** START DATA LINES **
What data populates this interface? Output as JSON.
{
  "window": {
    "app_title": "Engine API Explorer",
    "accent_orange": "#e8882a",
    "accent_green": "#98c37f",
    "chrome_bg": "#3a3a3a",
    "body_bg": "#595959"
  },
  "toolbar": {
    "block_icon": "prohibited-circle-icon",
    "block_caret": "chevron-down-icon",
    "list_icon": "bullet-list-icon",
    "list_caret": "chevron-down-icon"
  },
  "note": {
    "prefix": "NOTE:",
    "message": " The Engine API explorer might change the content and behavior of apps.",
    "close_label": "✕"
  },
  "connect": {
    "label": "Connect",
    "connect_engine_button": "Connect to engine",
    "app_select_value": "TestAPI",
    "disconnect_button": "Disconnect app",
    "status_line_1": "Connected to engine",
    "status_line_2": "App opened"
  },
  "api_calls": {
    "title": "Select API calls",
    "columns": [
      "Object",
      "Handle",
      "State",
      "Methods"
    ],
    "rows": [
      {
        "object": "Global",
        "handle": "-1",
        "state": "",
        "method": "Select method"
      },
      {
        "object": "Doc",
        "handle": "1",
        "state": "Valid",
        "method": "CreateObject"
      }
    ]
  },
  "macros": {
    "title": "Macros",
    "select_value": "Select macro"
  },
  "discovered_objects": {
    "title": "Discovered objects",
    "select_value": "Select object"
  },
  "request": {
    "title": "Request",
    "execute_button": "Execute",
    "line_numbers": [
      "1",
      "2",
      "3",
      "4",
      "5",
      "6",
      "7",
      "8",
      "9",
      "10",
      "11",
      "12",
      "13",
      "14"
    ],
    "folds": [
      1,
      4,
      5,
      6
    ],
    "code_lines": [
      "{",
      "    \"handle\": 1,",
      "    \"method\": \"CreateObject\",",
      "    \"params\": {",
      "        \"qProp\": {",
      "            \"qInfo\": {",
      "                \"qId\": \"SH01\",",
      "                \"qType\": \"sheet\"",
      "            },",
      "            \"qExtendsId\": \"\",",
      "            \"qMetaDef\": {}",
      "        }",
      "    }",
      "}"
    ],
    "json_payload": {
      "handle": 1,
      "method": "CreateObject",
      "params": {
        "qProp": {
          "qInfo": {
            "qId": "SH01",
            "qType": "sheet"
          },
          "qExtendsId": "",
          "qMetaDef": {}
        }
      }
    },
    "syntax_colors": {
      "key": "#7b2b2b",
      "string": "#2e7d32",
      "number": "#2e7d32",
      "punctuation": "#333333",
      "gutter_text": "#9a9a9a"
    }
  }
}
** END DATA LINES **
All of the records must be retyped exactly as they are.

What data populates this interface? Output as JSON.
{
  "window": {
    "app_title": "Engine API Explorer",
    "accent_orange": "#e8882a",
    "accent_green": "#98c37f",
    "chrome_bg": "#3a3a3a",
    "body_bg": "#595959"
  },
  "toolbar": {
    "block_icon": "prohibited-circle-icon",
    "block_caret": "chevron-down-icon",
    "list_icon": "bullet-list-icon",
    "list_caret": "chevron-down-icon"
  },
  "note": {
    "prefix": "NOTE:",
    "message": " The Engine API explorer might change the content and behavior of apps.",
    "close_label": "✕"
  },
  "connect": {
    "label": "Connect",
    "connect_engine_button": "Connect to engine",
    "app_select_value": "TestAPI",
    "disconnect_button": "Disconnect app",
    "status_line_1": "Connected to engine",
    "status_line_2": "App opened"
  },
  "api_calls": {
    "title": "Select API calls",
    "columns": [
      "Object",
      "Handle",
      "State",
      "Methods"
    ],
    "rows": [
      {
        "object": "Global",
        "handle": "-1",
        "state": "",
        "method": "Select method"
      },
      {
        "object": "Doc",
        "handle": "1",
        "state": "Valid",
        "method": "CreateObject"
      }
    ]
  },
  "macros": {
    "title": "Macros",
    "select_value": "Select macro"
  },
  "discovered_objects": {
    "title": "Discovered objects",
    "select_value": "Select object"
  },
  "request": {
    "title": "Request",
    "execute_button": "Execute",
    "line_numbers": [
      "1",
      "2",
      "3",
      "4",
      "5",
      "6",
      "7",
      "8",
      "9",
      "10",
      "11",
      "12",
      "13",
      "14"
    ],
    "folds": [
      1,
      4,
      5,
      6
    ],
    "code_lines": [
      "{",
      "    \"handle\": 1,",
      "    \"method\": \"CreateObject\",",
      "    \"params\": {",
      "        \"qProp\": {",
      "            \"qInfo\": {",
      "                \"qId\": \"SH01\",",
      "                \"qType\": \"sheet\"",
      "            },",
      "            \"qExtendsId\": \"\",",
      "            \"qMetaDef\": {}",
      "        }",
      "    }",
      "}"
    ],
    "json_payload": {
      "handle": 1,
      "method": "CreateObject",
      "params": {
        "qProp": {
          "qInfo": {
            "qId": "SH01",
            "qType": "sheet"
          },
          "qExtendsId": "",
          "qMetaDef": {}
        }
      }
    },
    "syntax_colors": {
      "key": "#7b2b2b",
      "string": "#2e7d32",
      "number": "#2e7d32",
      "punctuation": "#333333",
      "gutter_text": "#9a9a9a"
    }
  }
}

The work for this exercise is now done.